» EXERCISE REQUIREMENTS: Omit every picture and output the rest of the records exactly as they are.

» DATA SHOWN:
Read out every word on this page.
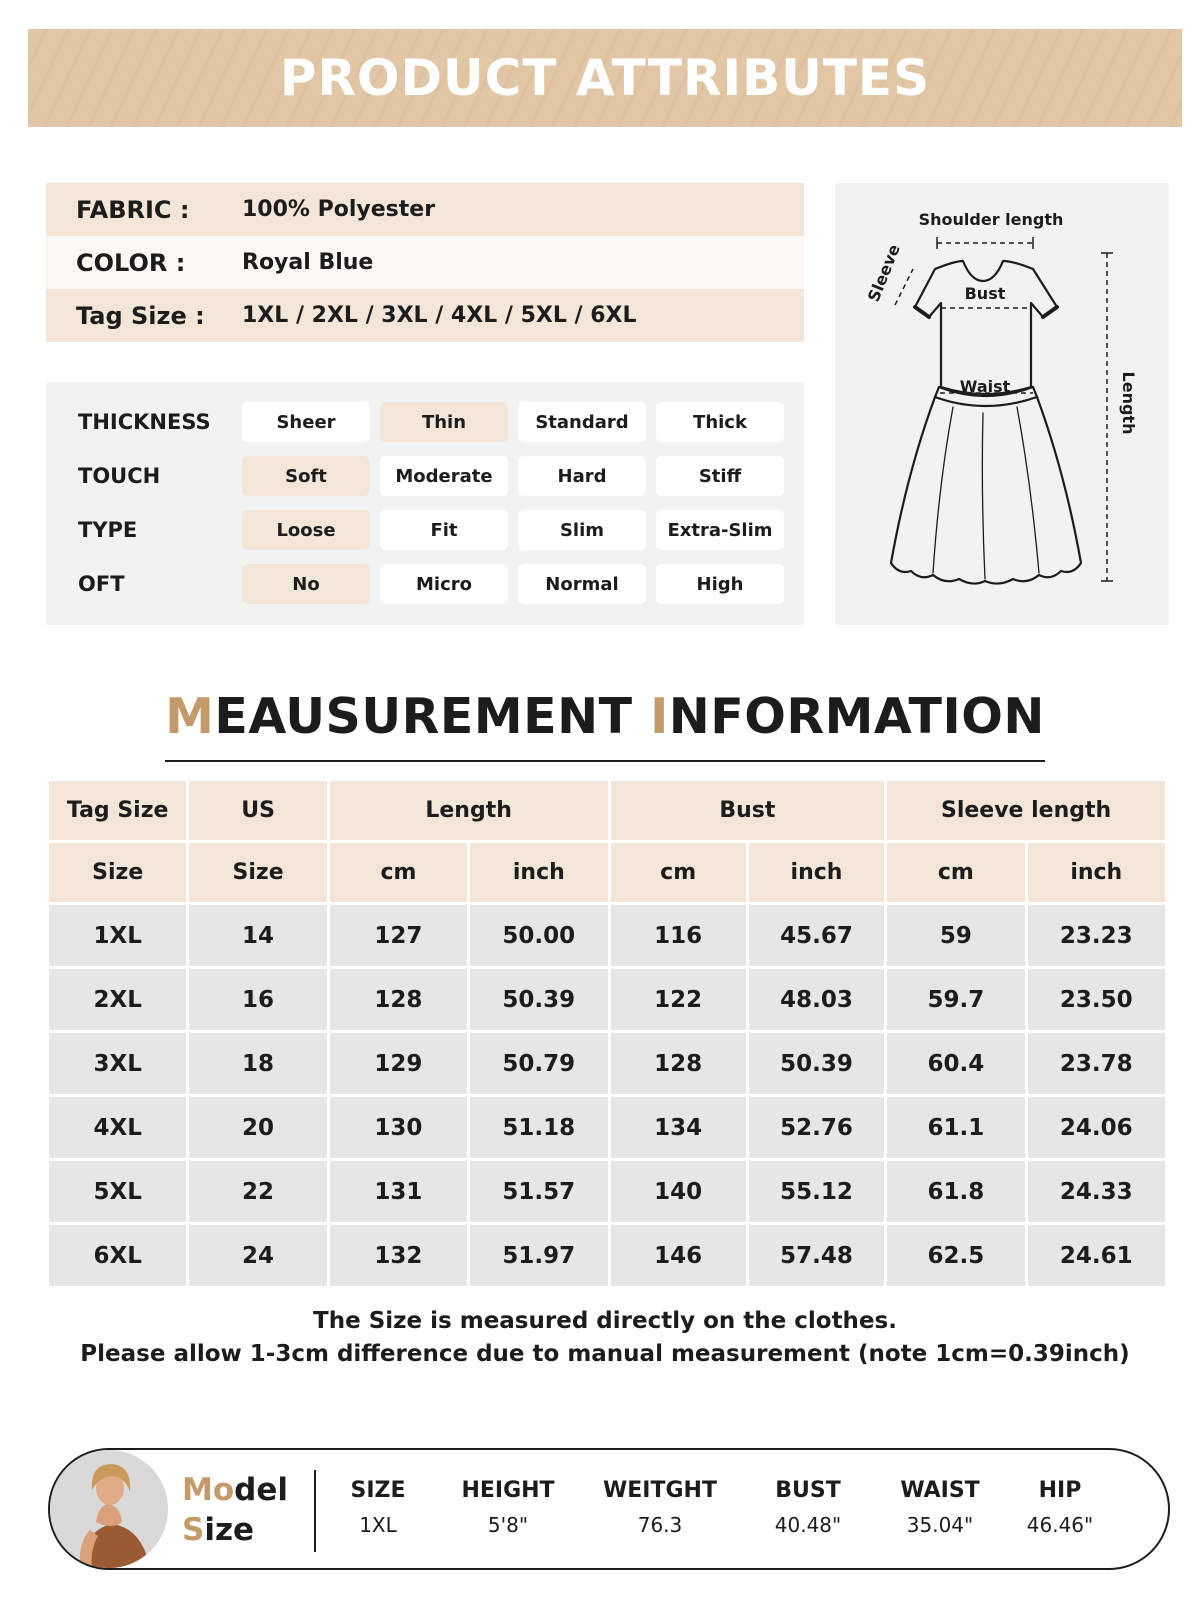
PRODUCT ATTRIBUTES
FABRIC :	100% Polyester
COLOR :	Royal Blue
Tag Size :	1XL / 2XL / 3XL / 4XL / 5XL / 6XL
THICKNESS	Sheer	Thin	Standard	Thick
TOUCH	Soft	Moderate	Hard	Stiff
TYPE	Loose	Fit	Slim	Extra-Slim
OFT	No	Micro	Normal	High
Shoulder length
Bust
Waist
Sleeve
Length
MEAUSUREMENT INFORMATION
Tag Size	US	Length		Bust		Sleeve length	
Size	Size	cm	inch	cm	inch	cm	inch
1XL	14	127	50.00	116	45.67	59	23.23
2XL	16	128	50.39	122	48.03	59.7	23.50
3XL	18	129	50.79	128	50.39	60.4	23.78
4XL	20	130	51.18	134	52.76	61.1	24.06
5XL	22	131	51.57	140	55.12	61.8	24.33
6XL	24	132	51.97	146	57.48	62.5	24.61
The Size is measured directly on the clothes.
Please allow 1-3cm difference due to manual measurement (note 1cm=0.39inch)
Model
Size
SIZE
1XL
HEIGHT
5'8"
WEITGHT
76.3
BUST
40.48"
WAIST
35.04"
HIP
46.46"
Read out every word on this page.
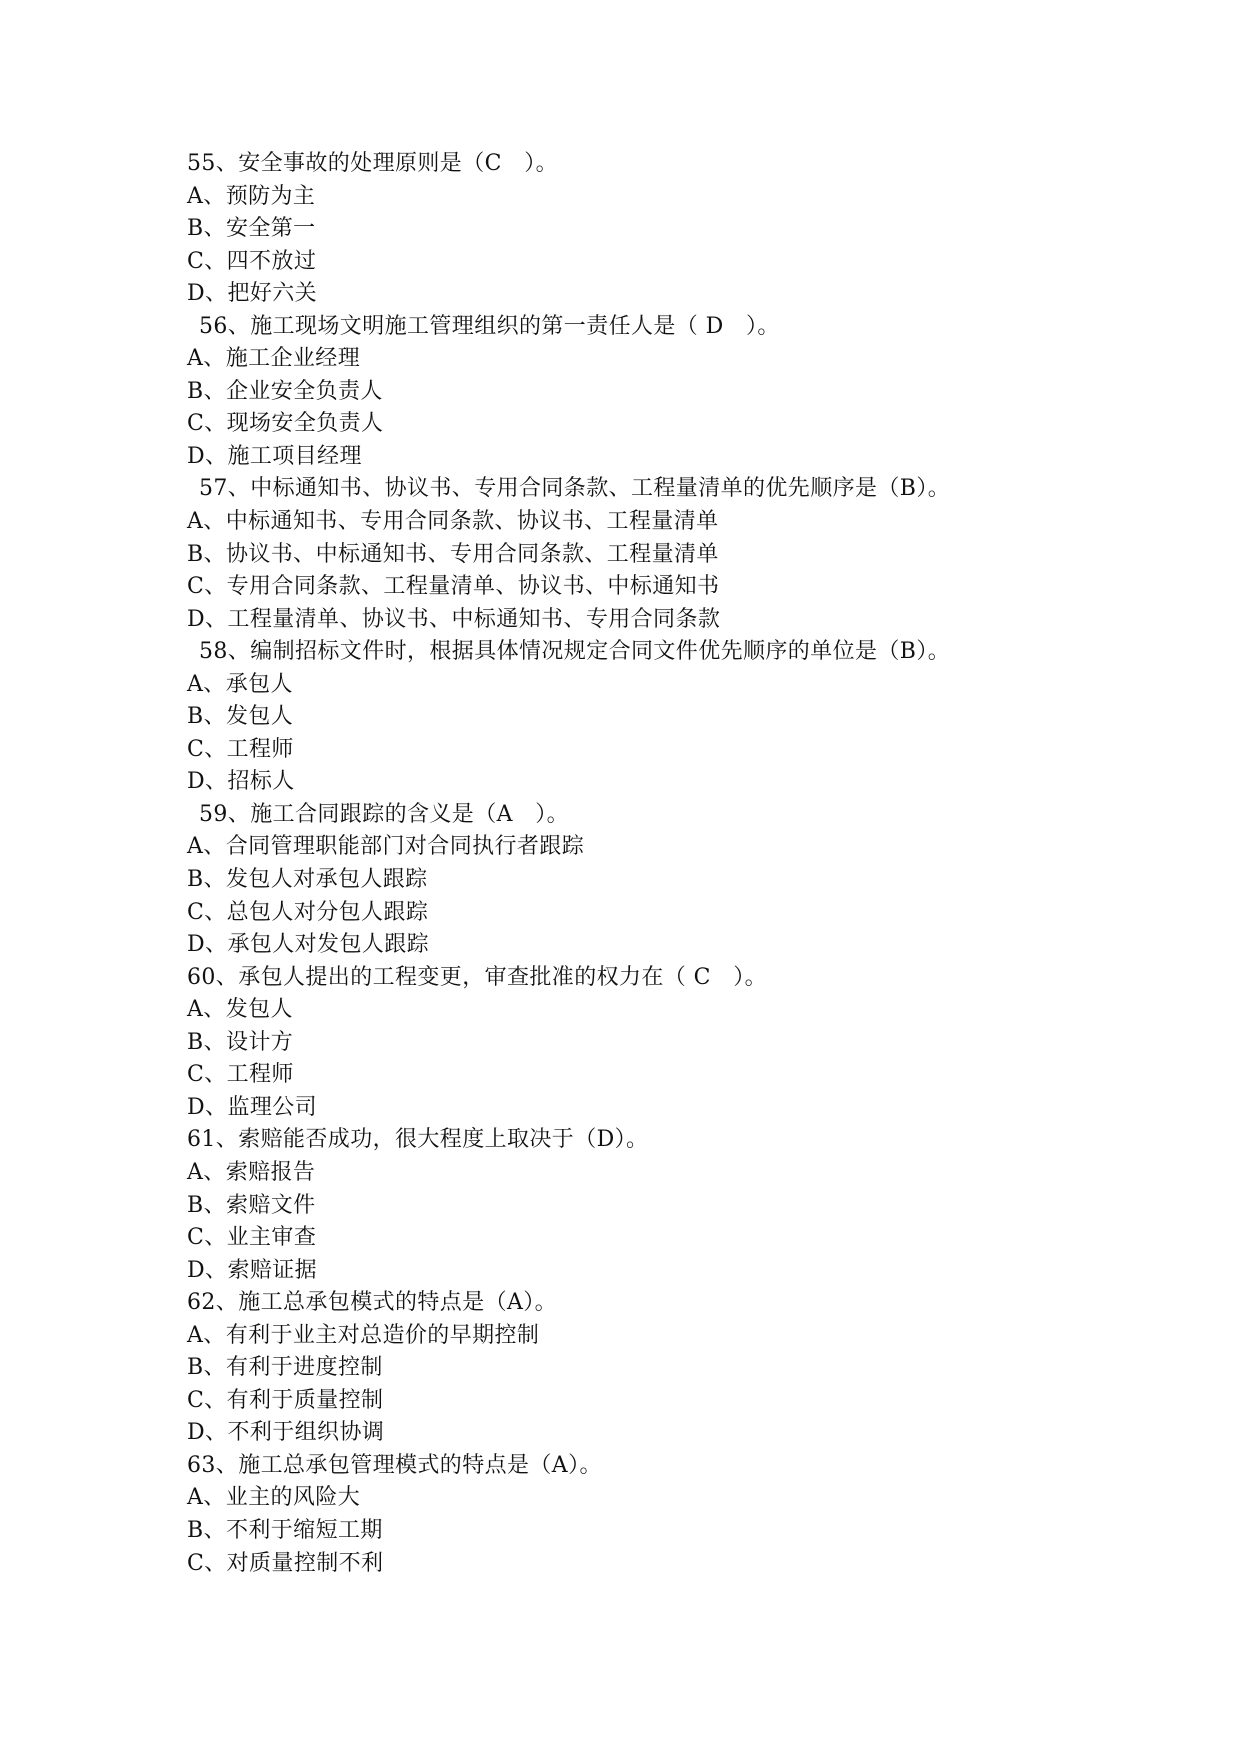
55、安全事故的处理原则是（C　）。
A、预防为主
B、安全第一
C、四不放过
D、把好六关
56、施工现场文明施工管理组织的第一责任人是（ D　）。
A、施工企业经理
B、企业安全负责人
C、现场安全负责人
D、施工项目经理
57、中标通知书、协议书、专用合同条款、工程量清单的优先顺序是（B）。
A、中标通知书、专用合同条款、协议书、工程量清单
B、协议书、中标通知书、专用合同条款、工程量清单
C、专用合同条款、工程量清单、协议书、中标通知书
D、工程量清单、协议书、中标通知书、专用合同条款
58、编制招标文件时，根据具体情况规定合同文件优先顺序的单位是（B）。
A、承包人
B、发包人
C、工程师
D、招标人
59、施工合同跟踪的含义是（A　）。
A、合同管理职能部门对合同执行者跟踪
B、发包人对承包人跟踪
C、总包人对分包人跟踪
D、承包人对发包人跟踪
60、承包人提出的工程变更，审查批准的权力在（ C　）。
A、发包人
B、设计方
C、工程师
D、监理公司
61、索赔能否成功，很大程度上取决于（D）。
A、索赔报告
B、索赔文件
C、业主审查
D、索赔证据
62、施工总承包模式的特点是（A）。
A、有利于业主对总造价的早期控制
B、有利于进度控制
C、有利于质量控制
D、不利于组织协调
63、施工总承包管理模式的特点是（A）。
A、业主的风险大
B、不利于缩短工期
C、对质量控制不利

» RESPONSE:
Read out every word on this page.
PRODUCT ATTRIBUTES
FABRIC :	100% Polyester
COLOR :	Royal Blue
Tag Size :	1XL / 2XL / 3XL / 4XL / 5XL / 6XL
THICKNESS	Sheer	Thin	Standard	Thick
TOUCH	Soft	Moderate	Hard	Stiff
TYPE	Loose	Fit	Slim	Extra-Slim
OFT	No	Micro	Normal	High
Shoulder length
Bust
Waist
Sleeve
Length
MEAUSUREMENT INFORMATION
Tag Size	US	Length		Bust		Sleeve length	
Size	Size	cm	inch	cm	inch	cm	inch
1XL	14	127	50.00	116	45.67	59	23.23
2XL	16	128	50.39	122	48.03	59.7	23.50
3XL	18	129	50.79	128	50.39	60.4	23.78
4XL	20	130	51.18	134	52.76	61.1	24.06
5XL	22	131	51.57	140	55.12	61.8	24.33
6XL	24	132	51.97	146	57.48	62.5	24.61
The Size is measured directly on the clothes.
Please allow 1-3cm difference due to manual measurement (note 1cm=0.39inch)
Model
Size
SIZE
1XL
HEIGHT
5'8"
WEITGHT
76.3
BUST
40.48"
WAIST
35.04"
HIP
46.46"
Read out every word on this page.
55、安全事故的处理原则是（C　）。
A、预防为主
B、安全第一
C、四不放过
D、把好六关
56、施工现场文明施工管理组织的第一责任人是（ D　）。
A、施工企业经理
B、企业安全负责人
C、现场安全负责人
D、施工项目经理
57、中标通知书、协议书、专用合同条款、工程量清单的优先顺序是（B）。
A、中标通知书、专用合同条款、协议书、工程量清单
B、协议书、中标通知书、专用合同条款、工程量清单
C、专用合同条款、工程量清单、协议书、中标通知书
D、工程量清单、协议书、中标通知书、专用合同条款
58、编制招标文件时，根据具体情况规定合同文件优先顺序的单位是（B）。
A、承包人
B、发包人
C、工程师
D、招标人
59、施工合同跟踪的含义是（A　）。
A、合同管理职能部门对合同执行者跟踪
B、发包人对承包人跟踪
C、总包人对分包人跟踪
D、承包人对发包人跟踪
60、承包人提出的工程变更，审查批准的权力在（ C　）。
A、发包人
B、设计方
C、工程师
D、监理公司
61、索赔能否成功，很大程度上取决于（D）。
A、索赔报告
B、索赔文件
C、业主审查
D、索赔证据
62、施工总承包模式的特点是（A）。
A、有利于业主对总造价的早期控制
B、有利于进度控制
C、有利于质量控制
D、不利于组织协调
63、施工总承包管理模式的特点是（A）。
A、业主的风险大
B、不利于缩短工期
C、对质量控制不利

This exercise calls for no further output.